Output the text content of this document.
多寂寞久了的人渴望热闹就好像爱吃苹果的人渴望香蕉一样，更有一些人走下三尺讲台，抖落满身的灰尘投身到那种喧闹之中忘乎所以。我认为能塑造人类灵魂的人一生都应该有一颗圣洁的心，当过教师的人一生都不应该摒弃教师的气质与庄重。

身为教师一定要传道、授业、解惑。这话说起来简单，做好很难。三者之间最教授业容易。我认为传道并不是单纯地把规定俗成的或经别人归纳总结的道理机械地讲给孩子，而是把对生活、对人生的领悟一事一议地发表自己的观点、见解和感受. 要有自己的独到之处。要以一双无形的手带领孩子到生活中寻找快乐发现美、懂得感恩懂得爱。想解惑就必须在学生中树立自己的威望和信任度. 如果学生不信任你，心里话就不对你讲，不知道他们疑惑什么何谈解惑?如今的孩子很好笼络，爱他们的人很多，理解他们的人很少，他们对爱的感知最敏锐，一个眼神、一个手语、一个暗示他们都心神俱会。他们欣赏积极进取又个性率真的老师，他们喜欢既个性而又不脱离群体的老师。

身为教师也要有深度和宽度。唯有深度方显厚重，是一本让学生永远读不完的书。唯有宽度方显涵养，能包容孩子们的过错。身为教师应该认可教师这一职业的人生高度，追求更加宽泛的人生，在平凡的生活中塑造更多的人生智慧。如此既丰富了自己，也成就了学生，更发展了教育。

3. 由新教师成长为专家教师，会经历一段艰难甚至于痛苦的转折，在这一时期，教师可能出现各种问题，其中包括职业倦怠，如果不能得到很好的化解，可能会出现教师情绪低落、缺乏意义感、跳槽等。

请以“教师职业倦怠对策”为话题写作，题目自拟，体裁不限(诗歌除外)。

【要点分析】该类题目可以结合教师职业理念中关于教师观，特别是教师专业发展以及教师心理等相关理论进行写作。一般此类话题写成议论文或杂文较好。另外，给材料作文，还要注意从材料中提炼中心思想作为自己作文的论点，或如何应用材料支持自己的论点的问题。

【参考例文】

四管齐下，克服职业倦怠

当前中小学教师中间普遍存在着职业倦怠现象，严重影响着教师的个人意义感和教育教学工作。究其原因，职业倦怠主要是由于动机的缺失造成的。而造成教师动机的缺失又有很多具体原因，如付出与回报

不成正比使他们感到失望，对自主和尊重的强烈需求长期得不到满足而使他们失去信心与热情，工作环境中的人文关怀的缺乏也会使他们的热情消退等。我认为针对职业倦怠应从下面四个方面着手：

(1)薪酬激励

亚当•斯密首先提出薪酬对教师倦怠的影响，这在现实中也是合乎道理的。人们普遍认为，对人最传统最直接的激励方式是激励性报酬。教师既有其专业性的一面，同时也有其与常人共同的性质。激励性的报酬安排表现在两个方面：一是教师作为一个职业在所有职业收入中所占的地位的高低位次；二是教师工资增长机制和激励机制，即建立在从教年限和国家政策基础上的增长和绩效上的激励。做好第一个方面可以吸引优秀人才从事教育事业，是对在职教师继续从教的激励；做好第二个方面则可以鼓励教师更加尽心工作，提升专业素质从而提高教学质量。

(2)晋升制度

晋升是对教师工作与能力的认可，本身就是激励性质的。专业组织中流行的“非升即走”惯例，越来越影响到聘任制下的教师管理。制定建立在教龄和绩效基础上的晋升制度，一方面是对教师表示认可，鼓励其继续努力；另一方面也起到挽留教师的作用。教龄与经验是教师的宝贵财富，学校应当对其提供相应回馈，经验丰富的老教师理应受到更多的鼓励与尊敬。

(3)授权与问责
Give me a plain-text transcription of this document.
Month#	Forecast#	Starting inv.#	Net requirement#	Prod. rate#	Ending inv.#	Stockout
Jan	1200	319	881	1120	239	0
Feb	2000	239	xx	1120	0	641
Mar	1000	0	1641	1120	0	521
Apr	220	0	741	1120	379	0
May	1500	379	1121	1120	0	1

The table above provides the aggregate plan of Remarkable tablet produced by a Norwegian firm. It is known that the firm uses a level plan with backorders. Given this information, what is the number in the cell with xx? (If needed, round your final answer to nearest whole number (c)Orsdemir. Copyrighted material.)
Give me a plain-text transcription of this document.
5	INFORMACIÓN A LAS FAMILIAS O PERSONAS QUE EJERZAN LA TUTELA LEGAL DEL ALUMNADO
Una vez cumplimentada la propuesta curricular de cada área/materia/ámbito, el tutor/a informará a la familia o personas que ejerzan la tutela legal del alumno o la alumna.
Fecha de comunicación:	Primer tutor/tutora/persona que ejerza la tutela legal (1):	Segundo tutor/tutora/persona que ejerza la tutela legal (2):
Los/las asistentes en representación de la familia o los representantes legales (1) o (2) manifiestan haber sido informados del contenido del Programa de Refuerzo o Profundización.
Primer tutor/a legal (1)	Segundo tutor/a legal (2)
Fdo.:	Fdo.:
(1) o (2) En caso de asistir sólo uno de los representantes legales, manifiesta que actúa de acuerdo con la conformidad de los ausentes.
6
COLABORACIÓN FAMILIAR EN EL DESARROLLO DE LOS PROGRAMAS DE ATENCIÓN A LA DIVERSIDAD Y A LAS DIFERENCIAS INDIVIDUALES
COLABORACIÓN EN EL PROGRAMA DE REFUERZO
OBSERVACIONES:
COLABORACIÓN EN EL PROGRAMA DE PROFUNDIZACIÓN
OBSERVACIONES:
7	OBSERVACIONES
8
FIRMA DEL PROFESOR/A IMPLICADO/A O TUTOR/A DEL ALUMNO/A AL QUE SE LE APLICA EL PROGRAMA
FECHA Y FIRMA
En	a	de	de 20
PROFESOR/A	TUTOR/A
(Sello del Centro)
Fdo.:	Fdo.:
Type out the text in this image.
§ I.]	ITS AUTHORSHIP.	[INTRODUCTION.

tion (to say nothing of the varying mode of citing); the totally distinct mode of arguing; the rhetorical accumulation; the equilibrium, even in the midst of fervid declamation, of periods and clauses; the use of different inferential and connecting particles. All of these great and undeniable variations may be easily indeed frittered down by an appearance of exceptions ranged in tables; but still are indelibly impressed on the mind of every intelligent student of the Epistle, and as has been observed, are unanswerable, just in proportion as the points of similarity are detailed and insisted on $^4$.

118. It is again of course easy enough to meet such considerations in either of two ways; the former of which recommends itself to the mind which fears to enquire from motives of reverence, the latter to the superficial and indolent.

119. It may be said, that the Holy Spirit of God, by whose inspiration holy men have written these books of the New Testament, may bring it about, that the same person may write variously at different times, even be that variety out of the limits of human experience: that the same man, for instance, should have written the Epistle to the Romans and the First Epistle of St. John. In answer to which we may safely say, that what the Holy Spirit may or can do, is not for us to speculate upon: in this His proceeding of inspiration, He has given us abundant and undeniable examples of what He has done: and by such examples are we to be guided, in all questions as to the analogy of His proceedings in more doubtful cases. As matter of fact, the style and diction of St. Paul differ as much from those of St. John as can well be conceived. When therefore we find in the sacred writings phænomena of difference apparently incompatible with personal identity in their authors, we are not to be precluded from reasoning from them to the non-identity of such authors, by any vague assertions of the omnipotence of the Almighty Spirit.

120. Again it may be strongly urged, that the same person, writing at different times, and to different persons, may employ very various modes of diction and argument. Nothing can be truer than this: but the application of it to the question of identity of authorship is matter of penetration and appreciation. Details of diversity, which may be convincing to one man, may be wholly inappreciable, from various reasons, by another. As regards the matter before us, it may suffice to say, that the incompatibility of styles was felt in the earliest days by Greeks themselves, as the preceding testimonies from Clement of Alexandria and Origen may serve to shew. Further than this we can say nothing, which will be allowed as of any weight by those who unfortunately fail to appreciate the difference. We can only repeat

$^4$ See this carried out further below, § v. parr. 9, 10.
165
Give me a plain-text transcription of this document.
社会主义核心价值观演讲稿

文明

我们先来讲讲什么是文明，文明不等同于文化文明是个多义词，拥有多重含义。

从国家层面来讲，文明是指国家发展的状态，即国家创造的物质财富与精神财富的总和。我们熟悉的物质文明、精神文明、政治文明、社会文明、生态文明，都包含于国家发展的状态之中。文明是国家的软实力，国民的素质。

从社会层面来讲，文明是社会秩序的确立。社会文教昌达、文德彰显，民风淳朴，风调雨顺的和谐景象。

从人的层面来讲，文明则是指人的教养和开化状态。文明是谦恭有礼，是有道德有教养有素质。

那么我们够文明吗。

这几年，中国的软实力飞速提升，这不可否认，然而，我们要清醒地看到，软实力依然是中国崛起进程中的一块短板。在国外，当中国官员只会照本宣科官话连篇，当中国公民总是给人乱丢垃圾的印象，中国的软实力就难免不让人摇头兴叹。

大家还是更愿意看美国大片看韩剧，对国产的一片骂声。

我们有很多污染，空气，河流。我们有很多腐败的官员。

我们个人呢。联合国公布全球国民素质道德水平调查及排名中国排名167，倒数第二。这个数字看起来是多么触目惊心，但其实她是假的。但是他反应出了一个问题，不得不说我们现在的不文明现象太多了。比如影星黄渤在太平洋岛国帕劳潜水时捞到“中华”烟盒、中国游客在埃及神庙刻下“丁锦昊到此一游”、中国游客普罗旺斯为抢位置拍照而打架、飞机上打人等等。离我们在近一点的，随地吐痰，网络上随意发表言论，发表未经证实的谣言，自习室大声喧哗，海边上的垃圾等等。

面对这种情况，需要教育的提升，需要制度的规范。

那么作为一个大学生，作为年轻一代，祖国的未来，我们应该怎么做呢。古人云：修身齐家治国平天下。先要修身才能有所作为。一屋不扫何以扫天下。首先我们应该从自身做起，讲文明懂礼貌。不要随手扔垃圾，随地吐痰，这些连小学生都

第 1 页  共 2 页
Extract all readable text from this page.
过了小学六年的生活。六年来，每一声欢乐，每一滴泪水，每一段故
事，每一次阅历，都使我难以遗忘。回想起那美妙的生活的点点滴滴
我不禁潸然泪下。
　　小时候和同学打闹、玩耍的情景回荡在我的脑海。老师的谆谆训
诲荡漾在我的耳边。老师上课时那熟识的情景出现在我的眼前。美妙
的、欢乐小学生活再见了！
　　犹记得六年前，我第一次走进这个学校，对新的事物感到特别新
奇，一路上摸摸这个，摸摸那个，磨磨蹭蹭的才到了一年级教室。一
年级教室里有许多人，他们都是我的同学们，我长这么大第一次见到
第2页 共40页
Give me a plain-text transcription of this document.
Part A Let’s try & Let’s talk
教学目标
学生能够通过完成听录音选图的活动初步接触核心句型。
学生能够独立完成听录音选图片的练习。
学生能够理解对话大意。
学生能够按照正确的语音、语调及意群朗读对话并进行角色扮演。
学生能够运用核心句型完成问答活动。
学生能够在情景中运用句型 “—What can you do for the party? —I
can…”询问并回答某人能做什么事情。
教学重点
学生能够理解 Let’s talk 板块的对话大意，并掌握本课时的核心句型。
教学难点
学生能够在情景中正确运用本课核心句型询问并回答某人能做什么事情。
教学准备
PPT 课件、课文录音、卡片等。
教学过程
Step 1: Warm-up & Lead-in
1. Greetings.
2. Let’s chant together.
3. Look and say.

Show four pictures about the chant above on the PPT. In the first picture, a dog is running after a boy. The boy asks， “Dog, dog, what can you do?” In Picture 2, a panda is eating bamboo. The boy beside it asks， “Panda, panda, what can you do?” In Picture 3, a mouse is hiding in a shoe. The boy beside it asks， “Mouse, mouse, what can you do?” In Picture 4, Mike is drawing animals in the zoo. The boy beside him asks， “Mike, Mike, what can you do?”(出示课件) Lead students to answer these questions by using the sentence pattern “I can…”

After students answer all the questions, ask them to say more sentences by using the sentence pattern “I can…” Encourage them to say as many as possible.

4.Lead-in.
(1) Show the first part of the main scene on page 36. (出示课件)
━━━━
■ **Given exercise**
Locate all lines in the listing above with the word "出示课件" and copy them.

■ **Response to the exercise**
Show four pictures about the chant above on the PPT. In the first picture, a dog is running after a boy. The boy asks， “Dog, dog, what can you do?” In Picture 2, a panda is eating bamboo. The boy beside it asks， “Panda, panda, what can you do?” In Picture 3, a mouse is hiding in a shoe. The boy beside it asks， “Mouse, mouse, what can you do?” In Picture 4, Mike is drawing animals in the zoo. The boy beside him asks， “Mike, Mike, what can you do?”(出示课件) Lead students to answer these questions by using the sentence pattern “I can…”
(1) Show the first part of the main scene on page 36. (出示课件)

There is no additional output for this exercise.